- PROVIDED ENTRIES:

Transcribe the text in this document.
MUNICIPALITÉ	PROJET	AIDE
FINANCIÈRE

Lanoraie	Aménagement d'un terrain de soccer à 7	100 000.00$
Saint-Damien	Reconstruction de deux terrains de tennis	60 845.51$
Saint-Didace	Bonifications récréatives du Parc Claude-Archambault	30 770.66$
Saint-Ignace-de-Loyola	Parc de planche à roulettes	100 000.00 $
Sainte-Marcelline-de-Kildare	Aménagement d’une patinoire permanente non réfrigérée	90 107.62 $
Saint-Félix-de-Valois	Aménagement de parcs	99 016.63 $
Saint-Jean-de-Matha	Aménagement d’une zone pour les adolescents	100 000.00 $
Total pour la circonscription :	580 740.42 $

- WHAT IS ASKED:
Extract all of the data shown above without alteration.

- EXERCISE RESULT:
Transcribe the text in this document.
MUNICIPALITÉ	PROJET	AIDE
FINANCIÈRE

Lanoraie	Aménagement d'un terrain de soccer à 7	100 000.00$
Saint-Damien	Reconstruction de deux terrains de tennis	60 845.51$
Saint-Didace	Bonifications récréatives du Parc Claude-Archambault	30 770.66$
Saint-Ignace-de-Loyola	Parc de planche à roulettes	100 000.00 $
Sainte-Marcelline-de-Kildare	Aménagement d’une patinoire permanente non réfrigérée	90 107.62 $
Saint-Félix-de-Valois	Aménagement de parcs	99 016.63 $
Saint-Jean-de-Matha	Aménagement d’une zone pour les adolescents	100 000.00 $
Total pour la circonscription :	580 740.42 $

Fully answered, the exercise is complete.